Problem details
Your copy should contain exactly the lines from the one that holds "Read all visible content and emit it as JSON." through the end of the material, reproduced as written, with no pictures.

Record list
* * * * * * *
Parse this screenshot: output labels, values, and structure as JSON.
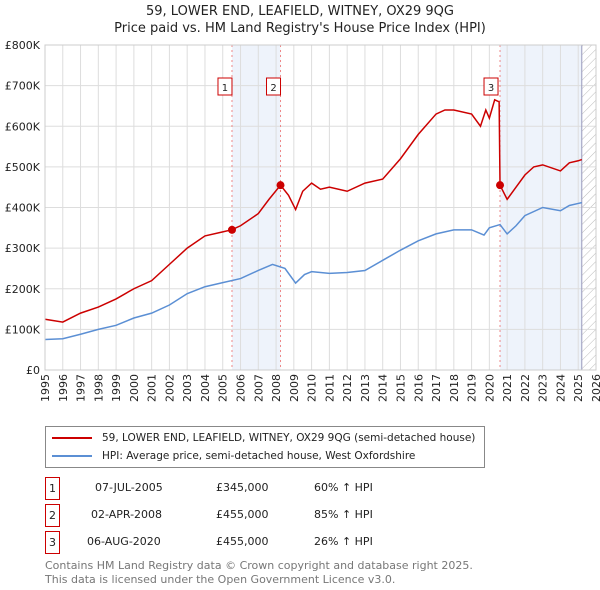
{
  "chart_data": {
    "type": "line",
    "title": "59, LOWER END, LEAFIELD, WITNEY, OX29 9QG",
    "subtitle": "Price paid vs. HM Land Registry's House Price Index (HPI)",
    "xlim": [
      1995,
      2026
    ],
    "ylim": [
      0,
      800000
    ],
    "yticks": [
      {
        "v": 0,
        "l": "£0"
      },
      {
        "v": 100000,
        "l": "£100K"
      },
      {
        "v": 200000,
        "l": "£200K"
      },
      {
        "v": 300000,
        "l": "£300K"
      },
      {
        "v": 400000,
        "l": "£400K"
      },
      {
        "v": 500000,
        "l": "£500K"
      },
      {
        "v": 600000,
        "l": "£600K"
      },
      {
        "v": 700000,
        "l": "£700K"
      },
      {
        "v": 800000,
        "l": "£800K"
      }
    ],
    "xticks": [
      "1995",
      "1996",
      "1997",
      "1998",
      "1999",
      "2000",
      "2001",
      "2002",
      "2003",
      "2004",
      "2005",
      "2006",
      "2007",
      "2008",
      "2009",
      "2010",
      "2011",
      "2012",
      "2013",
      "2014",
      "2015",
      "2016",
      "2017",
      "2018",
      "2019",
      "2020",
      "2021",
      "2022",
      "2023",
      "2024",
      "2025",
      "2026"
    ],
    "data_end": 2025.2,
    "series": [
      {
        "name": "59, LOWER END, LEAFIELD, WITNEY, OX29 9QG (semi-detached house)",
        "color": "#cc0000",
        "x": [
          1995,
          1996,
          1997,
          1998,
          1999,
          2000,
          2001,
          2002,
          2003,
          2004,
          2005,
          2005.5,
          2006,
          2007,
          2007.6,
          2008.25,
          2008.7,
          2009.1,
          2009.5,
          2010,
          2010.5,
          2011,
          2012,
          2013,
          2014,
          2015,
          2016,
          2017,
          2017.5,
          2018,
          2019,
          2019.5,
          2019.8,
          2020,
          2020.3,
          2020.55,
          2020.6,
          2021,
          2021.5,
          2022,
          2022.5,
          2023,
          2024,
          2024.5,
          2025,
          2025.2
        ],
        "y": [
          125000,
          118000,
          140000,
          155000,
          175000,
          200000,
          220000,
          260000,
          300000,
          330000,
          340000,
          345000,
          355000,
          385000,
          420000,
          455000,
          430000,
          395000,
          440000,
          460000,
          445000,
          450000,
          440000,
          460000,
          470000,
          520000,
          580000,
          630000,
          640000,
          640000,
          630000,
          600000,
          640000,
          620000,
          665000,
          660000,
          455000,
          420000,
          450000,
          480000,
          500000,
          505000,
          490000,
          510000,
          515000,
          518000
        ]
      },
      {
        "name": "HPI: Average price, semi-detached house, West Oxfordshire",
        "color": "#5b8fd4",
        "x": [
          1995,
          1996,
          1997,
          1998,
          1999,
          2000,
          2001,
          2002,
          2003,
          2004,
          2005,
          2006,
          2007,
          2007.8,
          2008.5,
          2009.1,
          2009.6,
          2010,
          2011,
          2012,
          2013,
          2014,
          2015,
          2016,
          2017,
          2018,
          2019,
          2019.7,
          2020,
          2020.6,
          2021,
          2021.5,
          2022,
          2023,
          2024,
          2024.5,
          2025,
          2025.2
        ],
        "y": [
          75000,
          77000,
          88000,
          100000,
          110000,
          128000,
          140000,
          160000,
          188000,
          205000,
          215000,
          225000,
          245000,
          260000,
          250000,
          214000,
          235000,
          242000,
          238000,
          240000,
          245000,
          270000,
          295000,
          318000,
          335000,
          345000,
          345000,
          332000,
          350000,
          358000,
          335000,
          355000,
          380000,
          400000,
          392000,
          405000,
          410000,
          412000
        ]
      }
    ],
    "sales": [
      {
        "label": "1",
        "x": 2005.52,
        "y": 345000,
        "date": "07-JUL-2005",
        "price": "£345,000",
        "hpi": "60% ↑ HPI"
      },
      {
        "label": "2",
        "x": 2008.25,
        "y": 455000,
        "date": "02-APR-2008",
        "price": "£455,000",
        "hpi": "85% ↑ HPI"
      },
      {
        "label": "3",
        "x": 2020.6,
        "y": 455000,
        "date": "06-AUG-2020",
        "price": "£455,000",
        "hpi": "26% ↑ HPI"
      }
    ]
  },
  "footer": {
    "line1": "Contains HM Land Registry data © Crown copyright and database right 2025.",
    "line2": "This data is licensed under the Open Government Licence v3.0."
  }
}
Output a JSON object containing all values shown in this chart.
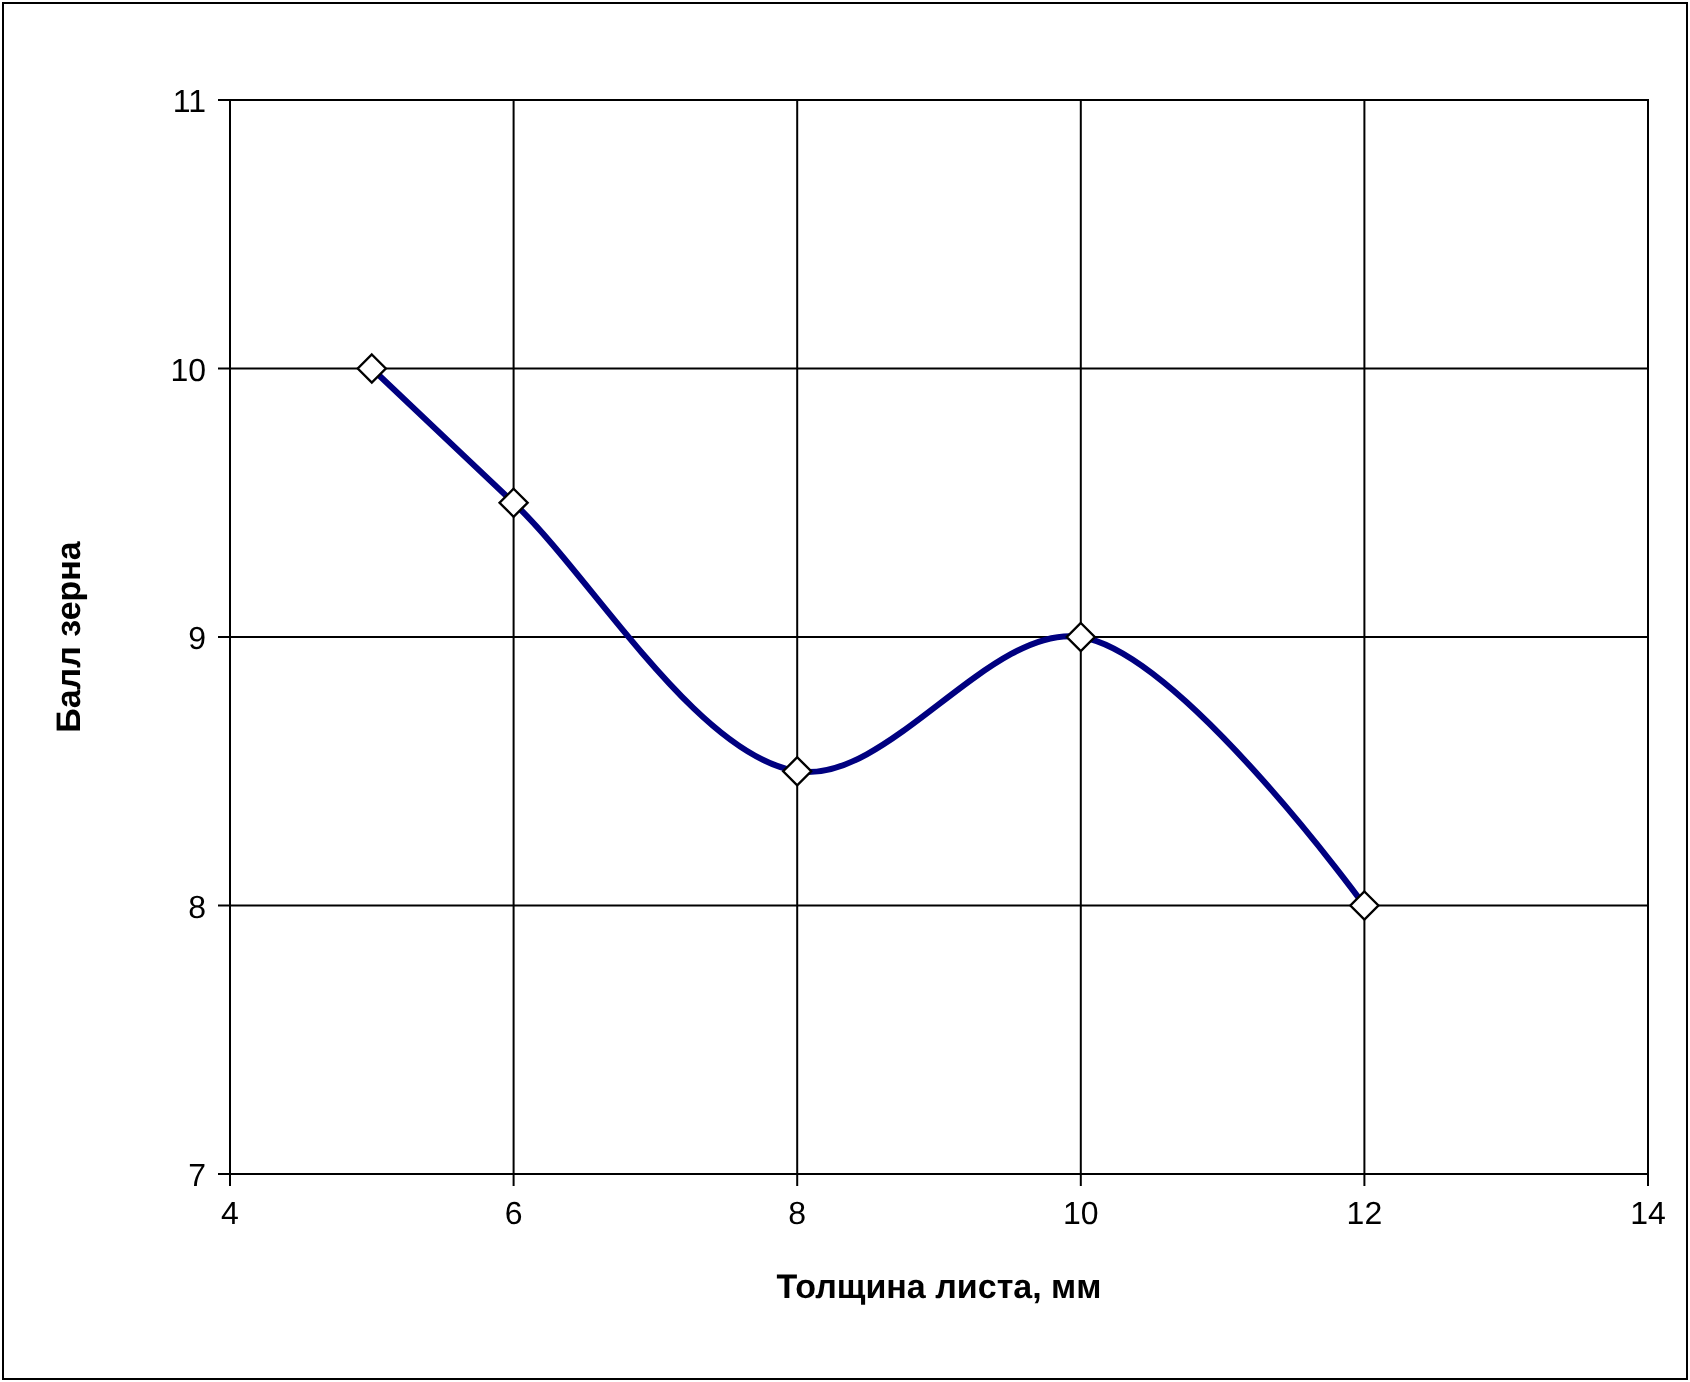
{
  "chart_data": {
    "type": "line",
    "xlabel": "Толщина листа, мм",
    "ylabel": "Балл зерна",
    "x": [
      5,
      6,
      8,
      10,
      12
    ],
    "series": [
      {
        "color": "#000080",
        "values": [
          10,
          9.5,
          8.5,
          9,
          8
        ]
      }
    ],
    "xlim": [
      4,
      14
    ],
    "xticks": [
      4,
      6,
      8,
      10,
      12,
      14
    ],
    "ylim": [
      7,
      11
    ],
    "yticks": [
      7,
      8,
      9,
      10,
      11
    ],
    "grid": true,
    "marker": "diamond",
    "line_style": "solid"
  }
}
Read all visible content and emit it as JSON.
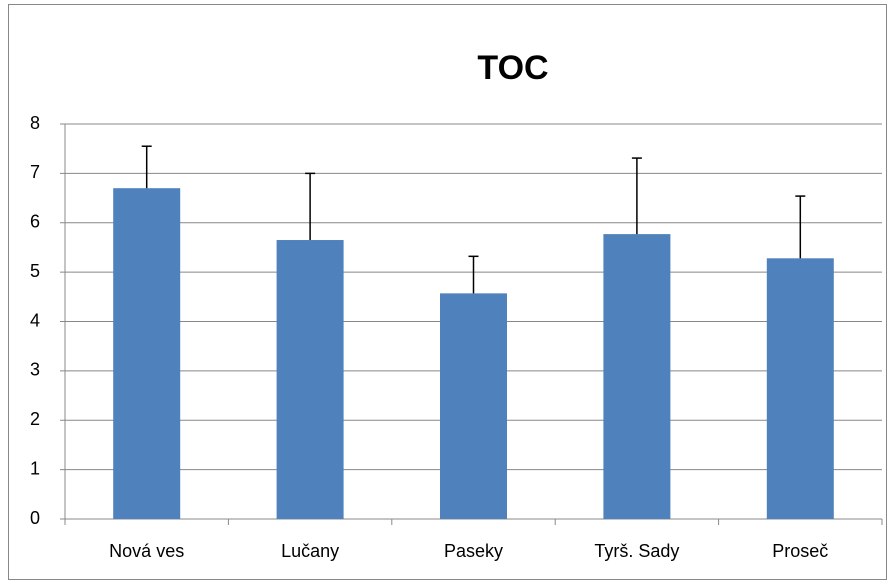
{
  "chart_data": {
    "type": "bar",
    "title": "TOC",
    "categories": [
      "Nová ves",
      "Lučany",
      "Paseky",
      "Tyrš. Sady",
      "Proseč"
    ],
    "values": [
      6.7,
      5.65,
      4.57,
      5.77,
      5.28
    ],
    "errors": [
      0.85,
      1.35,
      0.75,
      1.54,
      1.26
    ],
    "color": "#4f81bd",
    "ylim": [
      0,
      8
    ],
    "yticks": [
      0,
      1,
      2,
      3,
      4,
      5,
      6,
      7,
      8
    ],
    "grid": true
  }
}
* * * * * * *
Output for this task
Read all visible content and emit it as JSON.
{
  "chart_data": {
    "type": "bar",
    "title": "TOC",
    "categories": [
      "Nová ves",
      "Lučany",
      "Paseky",
      "Tyrš. Sady",
      "Proseč"
    ],
    "values": [
      6.7,
      5.65,
      4.57,
      5.77,
      5.28
    ],
    "errors": [
      0.85,
      1.35,
      0.75,
      1.54,
      1.26
    ],
    "color": "#4f81bd",
    "ylim": [
      0,
      8
    ],
    "yticks": [
      0,
      1,
      2,
      3,
      4,
      5,
      6,
      7,
      8
    ],
    "grid": true
  }
}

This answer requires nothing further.